● **Problem to solve**
Images must not appear in your copy; reproduce every other part of the records exactly.

● **Information given**
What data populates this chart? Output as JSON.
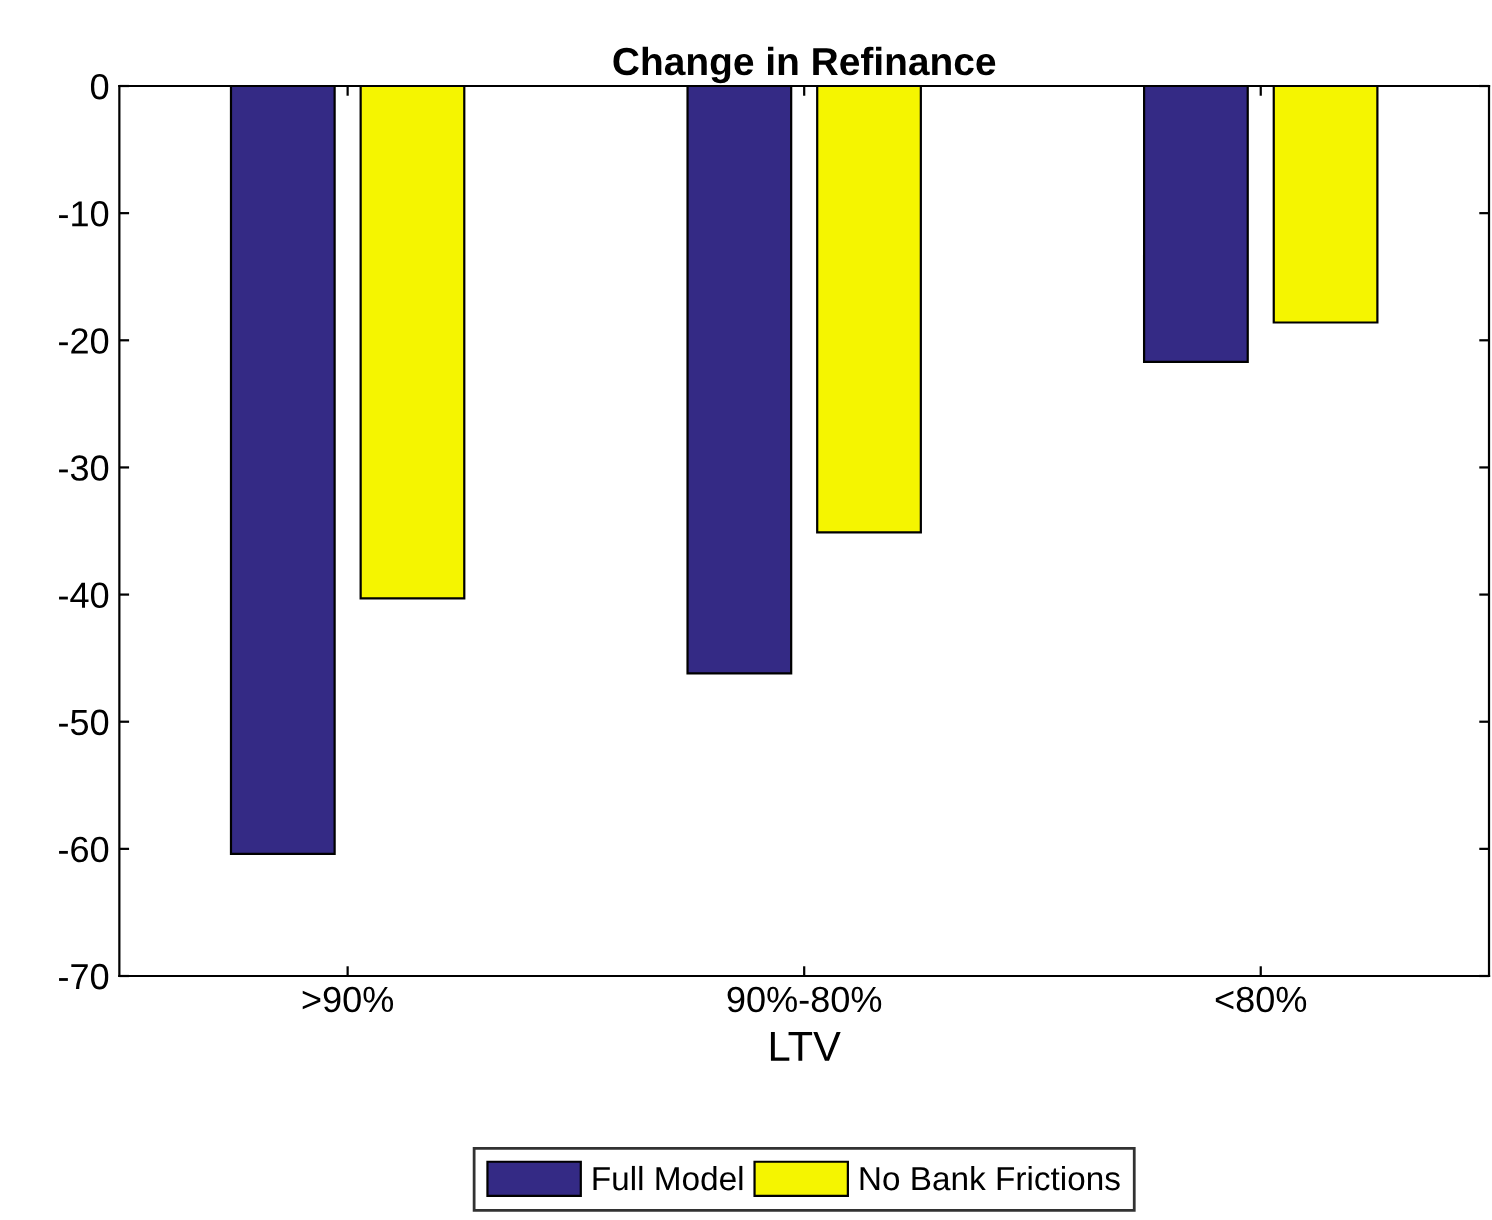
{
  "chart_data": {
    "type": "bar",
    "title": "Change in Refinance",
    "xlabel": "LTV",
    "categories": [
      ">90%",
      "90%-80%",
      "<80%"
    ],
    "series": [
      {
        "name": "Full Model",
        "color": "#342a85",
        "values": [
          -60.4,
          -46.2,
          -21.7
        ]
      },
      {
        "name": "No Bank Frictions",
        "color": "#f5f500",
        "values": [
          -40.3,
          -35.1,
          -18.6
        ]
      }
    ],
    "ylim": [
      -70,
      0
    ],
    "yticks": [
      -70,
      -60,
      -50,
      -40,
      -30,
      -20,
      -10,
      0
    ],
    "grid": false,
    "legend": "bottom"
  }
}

● **Task response**
What data populates this chart? Output as JSON.
{
  "chart_data": {
    "type": "bar",
    "title": "Change in Refinance",
    "xlabel": "LTV",
    "categories": [
      ">90%",
      "90%-80%",
      "<80%"
    ],
    "series": [
      {
        "name": "Full Model",
        "color": "#342a85",
        "values": [
          -60.4,
          -46.2,
          -21.7
        ]
      },
      {
        "name": "No Bank Frictions",
        "color": "#f5f500",
        "values": [
          -40.3,
          -35.1,
          -18.6
        ]
      }
    ],
    "ylim": [
      -70,
      0
    ],
    "yticks": [
      -70,
      -60,
      -50,
      -40,
      -30,
      -20,
      -10,
      0
    ],
    "grid": false,
    "legend": "bottom"
  }
}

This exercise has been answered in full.